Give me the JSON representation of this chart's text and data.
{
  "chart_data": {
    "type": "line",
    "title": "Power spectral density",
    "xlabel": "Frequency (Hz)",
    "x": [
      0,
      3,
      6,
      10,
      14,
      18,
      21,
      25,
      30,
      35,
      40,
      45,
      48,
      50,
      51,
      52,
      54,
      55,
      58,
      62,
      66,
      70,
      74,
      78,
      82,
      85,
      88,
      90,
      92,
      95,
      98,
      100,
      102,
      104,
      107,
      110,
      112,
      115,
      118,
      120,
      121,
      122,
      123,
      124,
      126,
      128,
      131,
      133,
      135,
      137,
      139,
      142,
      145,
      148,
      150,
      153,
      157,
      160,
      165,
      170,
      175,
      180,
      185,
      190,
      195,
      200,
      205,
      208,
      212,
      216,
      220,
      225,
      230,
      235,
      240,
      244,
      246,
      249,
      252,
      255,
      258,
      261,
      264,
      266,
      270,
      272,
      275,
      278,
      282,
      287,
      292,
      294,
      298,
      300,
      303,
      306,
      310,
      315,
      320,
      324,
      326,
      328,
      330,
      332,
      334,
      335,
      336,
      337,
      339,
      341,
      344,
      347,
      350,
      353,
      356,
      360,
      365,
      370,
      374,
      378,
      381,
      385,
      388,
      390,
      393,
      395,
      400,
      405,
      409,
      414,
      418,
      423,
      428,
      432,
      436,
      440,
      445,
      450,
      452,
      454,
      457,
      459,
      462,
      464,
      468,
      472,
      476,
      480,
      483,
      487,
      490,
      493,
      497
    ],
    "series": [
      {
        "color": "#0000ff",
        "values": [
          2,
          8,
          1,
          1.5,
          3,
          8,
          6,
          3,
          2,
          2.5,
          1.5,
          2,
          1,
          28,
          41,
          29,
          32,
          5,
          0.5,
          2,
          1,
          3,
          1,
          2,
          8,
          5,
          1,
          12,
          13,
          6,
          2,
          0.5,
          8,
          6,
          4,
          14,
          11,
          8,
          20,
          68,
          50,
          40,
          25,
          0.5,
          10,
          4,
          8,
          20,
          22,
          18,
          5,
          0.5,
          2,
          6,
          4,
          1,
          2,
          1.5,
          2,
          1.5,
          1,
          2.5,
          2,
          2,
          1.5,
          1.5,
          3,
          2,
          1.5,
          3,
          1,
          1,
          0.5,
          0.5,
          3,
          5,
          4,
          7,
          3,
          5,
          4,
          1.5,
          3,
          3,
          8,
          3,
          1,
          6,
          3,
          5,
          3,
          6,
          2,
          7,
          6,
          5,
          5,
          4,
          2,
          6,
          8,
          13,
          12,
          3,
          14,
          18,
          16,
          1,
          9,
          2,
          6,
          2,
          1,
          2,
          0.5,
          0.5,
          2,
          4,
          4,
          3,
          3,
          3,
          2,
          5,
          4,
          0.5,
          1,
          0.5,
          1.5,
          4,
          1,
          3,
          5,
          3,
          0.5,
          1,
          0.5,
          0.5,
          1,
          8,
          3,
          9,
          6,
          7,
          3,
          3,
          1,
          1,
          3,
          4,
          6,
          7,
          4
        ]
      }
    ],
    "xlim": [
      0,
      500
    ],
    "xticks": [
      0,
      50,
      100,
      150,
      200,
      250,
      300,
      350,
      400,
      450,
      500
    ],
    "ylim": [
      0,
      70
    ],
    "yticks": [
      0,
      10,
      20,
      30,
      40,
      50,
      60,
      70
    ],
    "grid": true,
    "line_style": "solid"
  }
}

__Given problem__.
Output the data above exactly, please, line for line.

__The reply__.
Give me the JSON representation of this chart's text and data.
{
  "chart_data": {
    "type": "line",
    "title": "Power spectral density",
    "xlabel": "Frequency (Hz)",
    "x": [
      0,
      3,
      6,
      10,
      14,
      18,
      21,
      25,
      30,
      35,
      40,
      45,
      48,
      50,
      51,
      52,
      54,
      55,
      58,
      62,
      66,
      70,
      74,
      78,
      82,
      85,
      88,
      90,
      92,
      95,
      98,
      100,
      102,
      104,
      107,
      110,
      112,
      115,
      118,
      120,
      121,
      122,
      123,
      124,
      126,
      128,
      131,
      133,
      135,
      137,
      139,
      142,
      145,
      148,
      150,
      153,
      157,
      160,
      165,
      170,
      175,
      180,
      185,
      190,
      195,
      200,
      205,
      208,
      212,
      216,
      220,
      225,
      230,
      235,
      240,
      244,
      246,
      249,
      252,
      255,
      258,
      261,
      264,
      266,
      270,
      272,
      275,
      278,
      282,
      287,
      292,
      294,
      298,
      300,
      303,
      306,
      310,
      315,
      320,
      324,
      326,
      328,
      330,
      332,
      334,
      335,
      336,
      337,
      339,
      341,
      344,
      347,
      350,
      353,
      356,
      360,
      365,
      370,
      374,
      378,
      381,
      385,
      388,
      390,
      393,
      395,
      400,
      405,
      409,
      414,
      418,
      423,
      428,
      432,
      436,
      440,
      445,
      450,
      452,
      454,
      457,
      459,
      462,
      464,
      468,
      472,
      476,
      480,
      483,
      487,
      490,
      493,
      497
    ],
    "series": [
      {
        "color": "#0000ff",
        "values": [
          2,
          8,
          1,
          1.5,
          3,
          8,
          6,
          3,
          2,
          2.5,
          1.5,
          2,
          1,
          28,
          41,
          29,
          32,
          5,
          0.5,
          2,
          1,
          3,
          1,
          2,
          8,
          5,
          1,
          12,
          13,
          6,
          2,
          0.5,
          8,
          6,
          4,
          14,
          11,
          8,
          20,
          68,
          50,
          40,
          25,
          0.5,
          10,
          4,
          8,
          20,
          22,
          18,
          5,
          0.5,
          2,
          6,
          4,
          1,
          2,
          1.5,
          2,
          1.5,
          1,
          2.5,
          2,
          2,
          1.5,
          1.5,
          3,
          2,
          1.5,
          3,
          1,
          1,
          0.5,
          0.5,
          3,
          5,
          4,
          7,
          3,
          5,
          4,
          1.5,
          3,
          3,
          8,
          3,
          1,
          6,
          3,
          5,
          3,
          6,
          2,
          7,
          6,
          5,
          5,
          4,
          2,
          6,
          8,
          13,
          12,
          3,
          14,
          18,
          16,
          1,
          9,
          2,
          6,
          2,
          1,
          2,
          0.5,
          0.5,
          2,
          4,
          4,
          3,
          3,
          3,
          2,
          5,
          4,
          0.5,
          1,
          0.5,
          1.5,
          4,
          1,
          3,
          5,
          3,
          0.5,
          1,
          0.5,
          0.5,
          1,
          8,
          3,
          9,
          6,
          7,
          3,
          3,
          1,
          1,
          3,
          4,
          6,
          7,
          4
        ]
      }
    ],
    "xlim": [
      0,
      500
    ],
    "xticks": [
      0,
      50,
      100,
      150,
      200,
      250,
      300,
      350,
      400,
      450,
      500
    ],
    "ylim": [
      0,
      70
    ],
    "yticks": [
      0,
      10,
      20,
      30,
      40,
      50,
      60,
      70
    ],
    "grid": true,
    "line_style": "solid"
  }
}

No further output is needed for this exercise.